**Supplied information**
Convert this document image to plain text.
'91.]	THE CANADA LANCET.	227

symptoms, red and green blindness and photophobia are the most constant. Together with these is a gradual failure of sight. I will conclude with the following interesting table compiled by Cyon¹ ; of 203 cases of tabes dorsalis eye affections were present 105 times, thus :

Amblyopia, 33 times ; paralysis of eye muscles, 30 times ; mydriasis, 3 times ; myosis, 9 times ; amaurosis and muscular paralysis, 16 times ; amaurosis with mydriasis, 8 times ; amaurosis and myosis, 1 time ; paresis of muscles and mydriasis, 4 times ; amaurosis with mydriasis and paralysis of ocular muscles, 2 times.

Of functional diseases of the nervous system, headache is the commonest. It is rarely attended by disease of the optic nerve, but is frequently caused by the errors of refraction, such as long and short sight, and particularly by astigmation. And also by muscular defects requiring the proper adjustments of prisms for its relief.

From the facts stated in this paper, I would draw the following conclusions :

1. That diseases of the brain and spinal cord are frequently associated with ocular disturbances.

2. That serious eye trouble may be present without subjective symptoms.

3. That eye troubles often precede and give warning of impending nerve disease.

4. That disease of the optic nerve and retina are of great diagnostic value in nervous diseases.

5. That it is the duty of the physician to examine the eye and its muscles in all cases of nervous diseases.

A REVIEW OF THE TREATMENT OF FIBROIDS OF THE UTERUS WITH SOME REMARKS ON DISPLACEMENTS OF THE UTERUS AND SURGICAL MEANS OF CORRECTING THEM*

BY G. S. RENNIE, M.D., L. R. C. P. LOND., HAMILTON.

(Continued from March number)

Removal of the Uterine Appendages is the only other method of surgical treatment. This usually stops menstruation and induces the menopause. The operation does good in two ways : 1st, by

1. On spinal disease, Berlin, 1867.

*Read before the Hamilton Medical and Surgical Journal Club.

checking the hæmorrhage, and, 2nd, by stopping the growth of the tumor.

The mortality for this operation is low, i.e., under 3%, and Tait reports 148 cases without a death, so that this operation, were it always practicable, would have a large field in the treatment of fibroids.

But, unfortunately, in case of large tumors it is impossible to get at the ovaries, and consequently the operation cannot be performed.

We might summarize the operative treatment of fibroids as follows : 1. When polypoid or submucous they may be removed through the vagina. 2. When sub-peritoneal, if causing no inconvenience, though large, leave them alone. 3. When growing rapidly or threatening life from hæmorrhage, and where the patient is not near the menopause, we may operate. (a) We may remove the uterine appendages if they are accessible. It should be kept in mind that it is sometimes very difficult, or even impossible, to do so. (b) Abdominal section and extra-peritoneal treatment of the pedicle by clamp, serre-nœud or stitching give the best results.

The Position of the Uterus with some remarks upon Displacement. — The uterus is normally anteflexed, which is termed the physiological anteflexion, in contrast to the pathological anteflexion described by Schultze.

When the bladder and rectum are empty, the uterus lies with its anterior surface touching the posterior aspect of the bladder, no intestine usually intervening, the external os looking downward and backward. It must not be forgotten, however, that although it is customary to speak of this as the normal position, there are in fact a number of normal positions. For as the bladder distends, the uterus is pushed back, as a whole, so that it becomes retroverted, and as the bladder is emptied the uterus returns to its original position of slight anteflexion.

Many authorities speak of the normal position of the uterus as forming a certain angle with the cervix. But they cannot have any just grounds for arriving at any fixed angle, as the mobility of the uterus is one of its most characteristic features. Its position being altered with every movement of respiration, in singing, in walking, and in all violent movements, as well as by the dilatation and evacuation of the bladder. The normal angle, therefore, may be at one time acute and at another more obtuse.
...
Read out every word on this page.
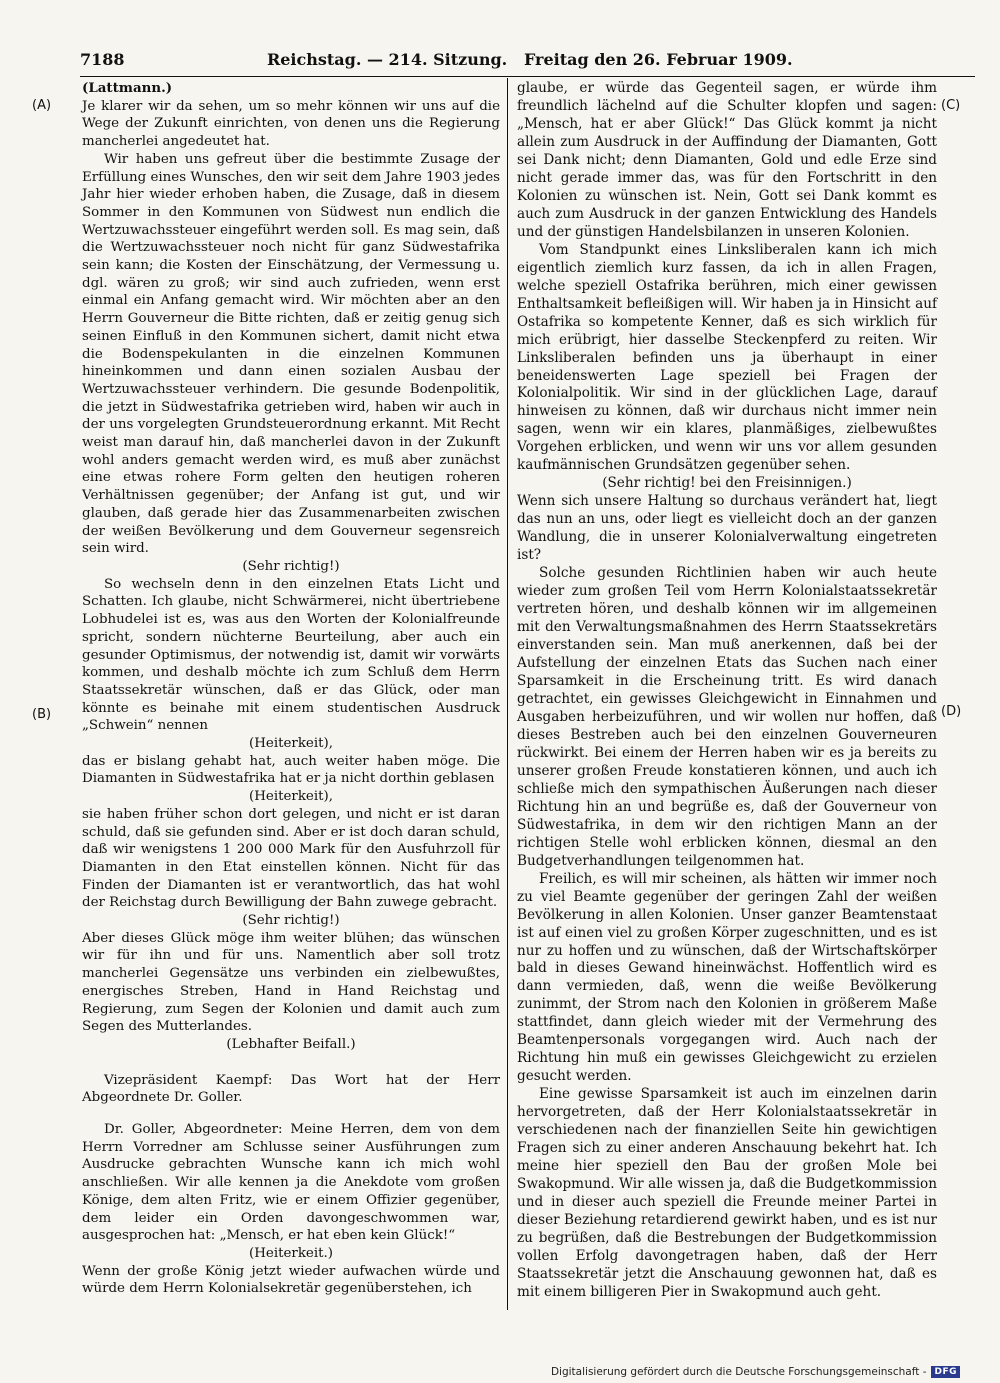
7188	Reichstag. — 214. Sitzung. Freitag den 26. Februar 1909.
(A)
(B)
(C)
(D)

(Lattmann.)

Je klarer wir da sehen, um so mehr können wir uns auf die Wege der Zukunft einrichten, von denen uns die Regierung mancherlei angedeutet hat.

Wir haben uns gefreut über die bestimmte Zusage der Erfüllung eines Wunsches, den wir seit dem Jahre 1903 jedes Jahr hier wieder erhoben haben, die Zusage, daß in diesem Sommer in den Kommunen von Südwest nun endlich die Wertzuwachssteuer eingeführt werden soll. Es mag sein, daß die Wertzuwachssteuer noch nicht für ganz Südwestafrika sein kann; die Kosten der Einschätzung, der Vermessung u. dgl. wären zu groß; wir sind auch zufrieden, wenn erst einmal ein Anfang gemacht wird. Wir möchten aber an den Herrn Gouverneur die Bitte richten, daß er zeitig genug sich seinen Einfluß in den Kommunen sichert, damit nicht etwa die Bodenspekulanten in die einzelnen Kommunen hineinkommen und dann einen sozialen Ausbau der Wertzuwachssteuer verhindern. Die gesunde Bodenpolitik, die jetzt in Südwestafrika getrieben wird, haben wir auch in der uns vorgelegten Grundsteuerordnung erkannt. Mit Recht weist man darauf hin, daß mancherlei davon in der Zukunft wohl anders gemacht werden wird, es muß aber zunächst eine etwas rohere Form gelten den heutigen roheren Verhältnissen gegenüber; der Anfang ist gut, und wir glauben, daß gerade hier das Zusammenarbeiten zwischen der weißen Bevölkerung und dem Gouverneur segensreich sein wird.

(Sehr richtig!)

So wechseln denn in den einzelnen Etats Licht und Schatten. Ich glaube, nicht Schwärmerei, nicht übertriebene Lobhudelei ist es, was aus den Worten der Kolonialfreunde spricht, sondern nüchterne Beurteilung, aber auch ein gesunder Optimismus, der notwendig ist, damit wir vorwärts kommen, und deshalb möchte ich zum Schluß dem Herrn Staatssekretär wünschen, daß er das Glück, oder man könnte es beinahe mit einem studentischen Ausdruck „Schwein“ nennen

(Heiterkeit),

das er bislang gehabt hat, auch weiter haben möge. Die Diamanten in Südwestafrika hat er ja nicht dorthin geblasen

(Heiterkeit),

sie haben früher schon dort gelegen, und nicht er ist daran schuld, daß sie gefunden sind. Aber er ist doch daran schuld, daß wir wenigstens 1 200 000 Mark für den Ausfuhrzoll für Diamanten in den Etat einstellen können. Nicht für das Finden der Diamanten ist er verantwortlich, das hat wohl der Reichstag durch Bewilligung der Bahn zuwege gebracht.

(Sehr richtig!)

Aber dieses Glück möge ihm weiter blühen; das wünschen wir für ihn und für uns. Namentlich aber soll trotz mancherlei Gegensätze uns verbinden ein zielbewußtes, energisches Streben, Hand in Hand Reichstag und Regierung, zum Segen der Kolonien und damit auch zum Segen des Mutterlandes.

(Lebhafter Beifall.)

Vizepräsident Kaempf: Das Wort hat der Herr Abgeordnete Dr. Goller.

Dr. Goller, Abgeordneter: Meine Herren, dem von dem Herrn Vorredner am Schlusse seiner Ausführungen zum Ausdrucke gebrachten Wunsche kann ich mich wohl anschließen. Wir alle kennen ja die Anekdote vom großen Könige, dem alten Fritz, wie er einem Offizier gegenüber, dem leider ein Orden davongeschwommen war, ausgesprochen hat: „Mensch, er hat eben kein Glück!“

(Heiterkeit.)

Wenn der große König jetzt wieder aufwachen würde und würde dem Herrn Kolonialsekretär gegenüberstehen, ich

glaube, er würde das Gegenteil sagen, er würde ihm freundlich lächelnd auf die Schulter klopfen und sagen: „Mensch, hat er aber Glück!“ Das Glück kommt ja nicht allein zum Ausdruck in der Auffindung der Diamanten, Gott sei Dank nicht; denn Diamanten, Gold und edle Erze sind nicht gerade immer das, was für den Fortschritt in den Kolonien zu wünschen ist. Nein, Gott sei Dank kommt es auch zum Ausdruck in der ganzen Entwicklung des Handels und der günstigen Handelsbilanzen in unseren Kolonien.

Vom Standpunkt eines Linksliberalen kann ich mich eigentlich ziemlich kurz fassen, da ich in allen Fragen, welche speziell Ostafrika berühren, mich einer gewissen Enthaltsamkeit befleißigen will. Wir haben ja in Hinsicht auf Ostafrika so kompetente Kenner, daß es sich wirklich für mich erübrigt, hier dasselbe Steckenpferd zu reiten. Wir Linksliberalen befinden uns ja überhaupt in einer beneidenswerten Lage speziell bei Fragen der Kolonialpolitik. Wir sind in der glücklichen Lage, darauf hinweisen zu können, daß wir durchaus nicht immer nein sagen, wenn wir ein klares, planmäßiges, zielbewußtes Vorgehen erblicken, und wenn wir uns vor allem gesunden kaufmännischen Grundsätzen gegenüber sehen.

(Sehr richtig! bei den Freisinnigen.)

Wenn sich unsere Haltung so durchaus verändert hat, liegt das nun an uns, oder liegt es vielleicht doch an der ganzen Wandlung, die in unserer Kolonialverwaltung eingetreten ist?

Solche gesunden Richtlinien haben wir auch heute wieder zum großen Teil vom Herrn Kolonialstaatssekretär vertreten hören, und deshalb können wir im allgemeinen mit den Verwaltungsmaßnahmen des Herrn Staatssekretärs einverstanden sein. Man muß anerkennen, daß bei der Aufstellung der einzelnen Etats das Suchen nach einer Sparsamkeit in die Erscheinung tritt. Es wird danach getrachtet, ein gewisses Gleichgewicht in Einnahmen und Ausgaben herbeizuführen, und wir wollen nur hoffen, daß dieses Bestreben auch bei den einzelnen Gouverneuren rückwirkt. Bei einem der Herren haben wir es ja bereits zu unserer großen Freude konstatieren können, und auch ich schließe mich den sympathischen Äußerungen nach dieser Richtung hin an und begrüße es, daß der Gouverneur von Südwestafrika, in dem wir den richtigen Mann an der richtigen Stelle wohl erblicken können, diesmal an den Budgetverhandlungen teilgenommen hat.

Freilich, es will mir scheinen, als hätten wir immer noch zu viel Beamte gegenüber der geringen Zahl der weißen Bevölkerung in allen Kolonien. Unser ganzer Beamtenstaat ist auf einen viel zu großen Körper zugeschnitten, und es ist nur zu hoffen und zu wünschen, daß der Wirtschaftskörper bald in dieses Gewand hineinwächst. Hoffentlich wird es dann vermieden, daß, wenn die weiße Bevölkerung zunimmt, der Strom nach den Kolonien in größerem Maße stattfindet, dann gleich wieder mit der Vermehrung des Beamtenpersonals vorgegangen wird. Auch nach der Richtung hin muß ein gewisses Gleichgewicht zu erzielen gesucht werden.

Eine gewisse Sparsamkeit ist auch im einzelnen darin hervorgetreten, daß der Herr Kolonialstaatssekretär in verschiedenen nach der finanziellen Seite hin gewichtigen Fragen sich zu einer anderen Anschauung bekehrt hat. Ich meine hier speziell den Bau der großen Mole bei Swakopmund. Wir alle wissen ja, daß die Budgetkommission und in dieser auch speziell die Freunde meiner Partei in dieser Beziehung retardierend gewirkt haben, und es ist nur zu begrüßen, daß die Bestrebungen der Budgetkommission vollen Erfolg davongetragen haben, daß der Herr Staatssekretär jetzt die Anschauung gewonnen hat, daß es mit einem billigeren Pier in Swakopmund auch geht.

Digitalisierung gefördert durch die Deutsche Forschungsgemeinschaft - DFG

**Task**
Every line with the word "muscles" in it should be copied from the listing above.

**Answer below**
Amblyopia, 33 times ; paralysis of eye muscles, 30 times ; mydriasis, 3 times ; myosis, 9 times ; amaurosis and muscular paralysis, 16 times ; amaurosis with mydriasis, 8 times ; amaurosis and myosis, 1 time ; paresis of muscles and mydriasis, 4 times ; amaurosis with mydriasis and paralysis of ocular muscles, 2 times.
5. That it is the duty of the physician to examine the eye and its muscles in all cases of nervous diseases.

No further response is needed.